_What is expected_
Determine which lines of the records include the word "而目前实际投入远低于这一数字", and copy them.

_Input data_
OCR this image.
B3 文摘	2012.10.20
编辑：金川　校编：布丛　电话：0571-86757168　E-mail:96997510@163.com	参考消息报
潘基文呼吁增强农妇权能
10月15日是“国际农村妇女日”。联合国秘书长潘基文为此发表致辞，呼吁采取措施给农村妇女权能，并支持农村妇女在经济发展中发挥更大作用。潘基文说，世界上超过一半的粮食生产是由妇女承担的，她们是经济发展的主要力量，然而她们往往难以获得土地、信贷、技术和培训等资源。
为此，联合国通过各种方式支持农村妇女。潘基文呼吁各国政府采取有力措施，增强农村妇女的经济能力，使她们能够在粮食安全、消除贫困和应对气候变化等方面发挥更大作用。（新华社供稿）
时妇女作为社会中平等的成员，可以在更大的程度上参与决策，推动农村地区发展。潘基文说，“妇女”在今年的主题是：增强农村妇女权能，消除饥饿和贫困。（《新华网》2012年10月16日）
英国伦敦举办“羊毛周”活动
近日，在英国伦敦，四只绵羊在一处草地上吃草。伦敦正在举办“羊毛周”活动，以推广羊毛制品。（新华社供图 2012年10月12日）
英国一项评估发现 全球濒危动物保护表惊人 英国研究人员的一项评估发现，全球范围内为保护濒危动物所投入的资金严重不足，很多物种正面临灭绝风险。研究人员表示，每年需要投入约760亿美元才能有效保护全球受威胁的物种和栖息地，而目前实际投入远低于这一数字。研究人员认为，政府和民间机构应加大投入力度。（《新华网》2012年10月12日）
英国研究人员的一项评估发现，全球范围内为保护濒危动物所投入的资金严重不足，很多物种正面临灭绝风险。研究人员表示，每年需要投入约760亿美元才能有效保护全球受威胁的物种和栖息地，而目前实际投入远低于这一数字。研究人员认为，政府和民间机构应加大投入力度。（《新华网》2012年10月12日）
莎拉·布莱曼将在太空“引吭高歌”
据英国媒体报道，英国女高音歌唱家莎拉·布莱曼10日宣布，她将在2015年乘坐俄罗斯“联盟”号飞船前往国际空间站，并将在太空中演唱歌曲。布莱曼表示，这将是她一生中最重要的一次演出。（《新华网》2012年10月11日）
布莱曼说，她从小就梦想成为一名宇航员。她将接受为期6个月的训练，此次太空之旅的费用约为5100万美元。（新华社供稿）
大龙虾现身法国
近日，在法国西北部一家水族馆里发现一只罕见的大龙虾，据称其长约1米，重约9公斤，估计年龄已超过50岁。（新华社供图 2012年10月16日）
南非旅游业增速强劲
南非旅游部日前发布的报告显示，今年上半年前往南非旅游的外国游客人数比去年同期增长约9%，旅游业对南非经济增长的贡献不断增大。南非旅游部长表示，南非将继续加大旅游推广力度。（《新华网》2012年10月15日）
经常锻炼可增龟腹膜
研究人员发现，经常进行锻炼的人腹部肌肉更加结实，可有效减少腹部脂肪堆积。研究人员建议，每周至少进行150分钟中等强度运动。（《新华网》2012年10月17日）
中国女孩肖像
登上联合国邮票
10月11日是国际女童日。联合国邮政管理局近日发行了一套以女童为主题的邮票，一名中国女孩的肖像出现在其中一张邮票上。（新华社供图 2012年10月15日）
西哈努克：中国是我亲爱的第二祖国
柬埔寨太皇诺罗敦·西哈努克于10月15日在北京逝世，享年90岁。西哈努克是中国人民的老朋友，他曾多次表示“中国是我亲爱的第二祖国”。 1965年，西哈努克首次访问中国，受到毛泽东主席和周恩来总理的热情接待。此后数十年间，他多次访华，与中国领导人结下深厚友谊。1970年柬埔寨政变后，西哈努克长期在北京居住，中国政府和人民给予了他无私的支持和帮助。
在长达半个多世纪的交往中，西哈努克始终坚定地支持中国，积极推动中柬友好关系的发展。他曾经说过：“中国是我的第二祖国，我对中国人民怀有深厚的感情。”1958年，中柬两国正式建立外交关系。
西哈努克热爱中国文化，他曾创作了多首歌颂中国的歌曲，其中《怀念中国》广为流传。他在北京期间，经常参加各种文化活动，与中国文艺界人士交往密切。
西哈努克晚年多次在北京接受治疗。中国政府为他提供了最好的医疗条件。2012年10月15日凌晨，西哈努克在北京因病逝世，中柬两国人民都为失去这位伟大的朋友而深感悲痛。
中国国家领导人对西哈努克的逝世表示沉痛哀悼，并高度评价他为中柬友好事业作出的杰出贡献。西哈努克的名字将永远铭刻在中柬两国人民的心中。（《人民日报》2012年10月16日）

_Answer to the task_
英国一项评估发现 全球濒危动物保护表惊人 英国研究人员的一项评估发现，全球范围内为保护濒危动物所投入的资金严重不足，很多物种正面临灭绝风险。研究人员表示，每年需要投入约760亿美元才能有效保护全球受威胁的物种和栖息地，而目前实际投入远低于这一数字。研究人员认为，政府和民间机构应加大投入力度。（《新华网》2012年10月12日）
英国研究人员的一项评估发现，全球范围内为保护濒危动物所投入的资金严重不足，很多物种正面临灭绝风险。研究人员表示，每年需要投入约760亿美元才能有效保护全球受威胁的物种和栖息地，而目前实际投入远低于这一数字。研究人员认为，政府和民间机构应加大投入力度。（《新华网》2012年10月12日）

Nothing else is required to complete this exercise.